§ WHAT THIS EXERCISE ASKS:
[a] In the profile of Rahi Masoom Raza, set down the passage from "- Born: 1 September" to "(1927 – 1992)" word for word.
[b] Using the profile of Rahi Masoom Raza, decide whether each statement agrees with it, answering yes or no and quoting the words that settle it: (i) He won the Filmfare Award for Best Dialogue for his work in Lamhe. (ii) He was the older brother of Moonis Raza. (iii) He wrote the screenplay and dialogues for the television series Mahabharat.
=== EXCERPT PROVIDED ===
- Born: 1 September 1927 Ganguali, United Provinces, British India (present-day Uttar Pradesh, India)
- Died: 15 March 1992 (aged 64) Bombay, Maharashtra, India
- Occupations: Novelist, Urdu poet, and film songs lyricist
- Relatives: Parvati Khan (daughter-in-law)
- Writing career
- Years active: 1945 – 1992
- Notable awards: Won 3 Filmfare Award for Best Dialogue

= Rahi Masoom Raza =

Urdu and Hindi poet (1927 – 1992)

Rahi Masoom Raza (1 September 1927 – 15 March 1992) was an Indian Urdu and Hindi poet, writer and Bollywood lyricist.

He won the Filmfare Award for Best Dialogue three times, for his work in Main Tulsi Tere Aangan Ki (1979), Tawaif (1985) and Lamhe (1991). He is best known for writing the screenplay and dialogues for the television series Mahabharat, which was based on the Sanskrit epic, the Mahabharata from ancient India.

== Early life and education ==
Raza was born on 1 September 1927 into a Muslim family in the village of Gangauli, located in the Ghazipur district of Uttar Pradesh. He was the younger brother of educationist Moonis Raza and scholar Mehdi Raza.
=== INFORMATION PROVIDED ===
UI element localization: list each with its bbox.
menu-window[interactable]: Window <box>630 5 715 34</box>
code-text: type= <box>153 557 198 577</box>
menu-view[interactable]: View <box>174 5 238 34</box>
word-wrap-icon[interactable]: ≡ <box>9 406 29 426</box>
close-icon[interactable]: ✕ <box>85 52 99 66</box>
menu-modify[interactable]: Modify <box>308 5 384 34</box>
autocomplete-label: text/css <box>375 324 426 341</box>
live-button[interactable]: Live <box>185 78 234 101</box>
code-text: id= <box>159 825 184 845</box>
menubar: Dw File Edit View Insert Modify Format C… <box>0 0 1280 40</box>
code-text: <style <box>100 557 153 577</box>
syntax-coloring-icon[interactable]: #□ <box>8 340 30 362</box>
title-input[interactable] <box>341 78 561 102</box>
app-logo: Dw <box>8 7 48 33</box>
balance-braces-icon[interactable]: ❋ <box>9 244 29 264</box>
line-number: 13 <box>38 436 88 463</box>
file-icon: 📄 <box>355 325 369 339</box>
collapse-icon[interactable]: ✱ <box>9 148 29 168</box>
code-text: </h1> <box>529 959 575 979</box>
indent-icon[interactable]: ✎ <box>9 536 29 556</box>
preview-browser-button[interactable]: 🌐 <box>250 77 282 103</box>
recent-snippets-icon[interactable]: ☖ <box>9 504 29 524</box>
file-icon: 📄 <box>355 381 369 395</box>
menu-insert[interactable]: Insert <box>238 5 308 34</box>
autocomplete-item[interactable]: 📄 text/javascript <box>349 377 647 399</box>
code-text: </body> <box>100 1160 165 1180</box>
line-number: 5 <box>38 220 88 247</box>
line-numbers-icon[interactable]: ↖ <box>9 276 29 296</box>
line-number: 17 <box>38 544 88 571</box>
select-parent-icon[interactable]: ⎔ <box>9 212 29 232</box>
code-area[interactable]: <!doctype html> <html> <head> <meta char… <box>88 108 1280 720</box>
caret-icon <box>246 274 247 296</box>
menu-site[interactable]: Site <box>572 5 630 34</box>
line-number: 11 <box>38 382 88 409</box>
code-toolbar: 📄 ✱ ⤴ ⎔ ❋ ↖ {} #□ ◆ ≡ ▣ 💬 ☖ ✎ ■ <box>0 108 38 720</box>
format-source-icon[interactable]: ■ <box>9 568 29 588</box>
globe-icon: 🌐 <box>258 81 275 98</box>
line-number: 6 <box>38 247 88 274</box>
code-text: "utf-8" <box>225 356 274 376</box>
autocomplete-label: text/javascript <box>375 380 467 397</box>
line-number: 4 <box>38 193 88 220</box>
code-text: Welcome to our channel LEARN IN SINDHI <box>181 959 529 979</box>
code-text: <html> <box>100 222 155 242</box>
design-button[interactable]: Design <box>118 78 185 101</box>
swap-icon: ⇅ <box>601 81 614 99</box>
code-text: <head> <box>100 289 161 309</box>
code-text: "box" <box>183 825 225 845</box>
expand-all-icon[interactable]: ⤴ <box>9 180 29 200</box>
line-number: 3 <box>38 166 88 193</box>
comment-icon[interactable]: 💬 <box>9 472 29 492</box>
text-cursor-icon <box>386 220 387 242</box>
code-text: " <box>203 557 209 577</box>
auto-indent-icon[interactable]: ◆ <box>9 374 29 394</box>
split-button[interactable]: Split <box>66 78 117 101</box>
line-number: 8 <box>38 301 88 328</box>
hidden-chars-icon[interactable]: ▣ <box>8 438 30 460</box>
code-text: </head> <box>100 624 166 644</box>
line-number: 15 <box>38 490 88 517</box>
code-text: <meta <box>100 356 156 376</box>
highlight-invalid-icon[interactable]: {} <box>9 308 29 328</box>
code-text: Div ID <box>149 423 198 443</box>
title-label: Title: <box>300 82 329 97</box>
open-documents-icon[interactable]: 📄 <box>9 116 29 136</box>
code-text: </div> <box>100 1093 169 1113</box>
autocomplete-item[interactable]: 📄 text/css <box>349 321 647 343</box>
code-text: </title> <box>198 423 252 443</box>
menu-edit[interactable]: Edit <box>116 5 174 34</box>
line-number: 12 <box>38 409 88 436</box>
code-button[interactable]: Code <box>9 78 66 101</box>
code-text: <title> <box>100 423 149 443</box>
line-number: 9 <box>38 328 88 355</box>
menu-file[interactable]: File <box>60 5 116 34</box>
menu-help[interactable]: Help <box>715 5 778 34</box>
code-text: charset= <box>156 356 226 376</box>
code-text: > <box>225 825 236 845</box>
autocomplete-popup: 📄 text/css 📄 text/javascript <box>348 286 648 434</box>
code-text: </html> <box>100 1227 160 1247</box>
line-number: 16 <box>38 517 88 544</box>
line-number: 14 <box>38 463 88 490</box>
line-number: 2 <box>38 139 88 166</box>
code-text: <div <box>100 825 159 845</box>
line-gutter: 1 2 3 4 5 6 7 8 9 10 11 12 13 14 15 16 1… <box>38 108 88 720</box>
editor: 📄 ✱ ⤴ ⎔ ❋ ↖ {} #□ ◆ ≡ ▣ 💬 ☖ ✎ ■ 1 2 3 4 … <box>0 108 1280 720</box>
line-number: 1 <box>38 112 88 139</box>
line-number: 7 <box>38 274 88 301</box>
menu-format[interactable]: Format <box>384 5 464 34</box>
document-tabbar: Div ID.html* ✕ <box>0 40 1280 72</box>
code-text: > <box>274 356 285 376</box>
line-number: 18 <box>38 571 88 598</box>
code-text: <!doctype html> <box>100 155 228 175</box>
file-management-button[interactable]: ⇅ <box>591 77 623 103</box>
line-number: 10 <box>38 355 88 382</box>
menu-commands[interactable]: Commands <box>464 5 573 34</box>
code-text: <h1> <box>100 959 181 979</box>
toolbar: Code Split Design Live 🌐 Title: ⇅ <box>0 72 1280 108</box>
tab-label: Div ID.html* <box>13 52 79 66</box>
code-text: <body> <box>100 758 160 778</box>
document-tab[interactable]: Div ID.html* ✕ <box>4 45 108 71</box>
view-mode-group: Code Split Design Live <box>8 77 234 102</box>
===
§ SOLUTIONS PER TASK:
[a]
- Born: 1 September 1927 Ganguali, United Provinces, British India (present-day Uttar Pradesh, India)
- Died: 15 March 1992 (aged 64) Bombay, Maharashtra, India
- Occupations: Novelist, Urdu poet, and film songs lyricist
- Relatives: Parvati Khan (daughter-in-law)
- Writing career
- Years active: 1945 – 1992
- Notable awards: Won 3 Filmfare Award for Best Dialogue

= Rahi Masoom Raza =

Urdu and Hindi poet (1927 – 1992)

[b]
(i) Yes: "for his work in Main Tulsi Tere Aangan Ki (1979), Tawaif (1985) and Lamhe (1991)"
(ii) No: "He was the younger brother of educationist Moonis Raza"
(iii) Yes: "He is best known for writing the screenplay and dialogues for the television series Mahabharat"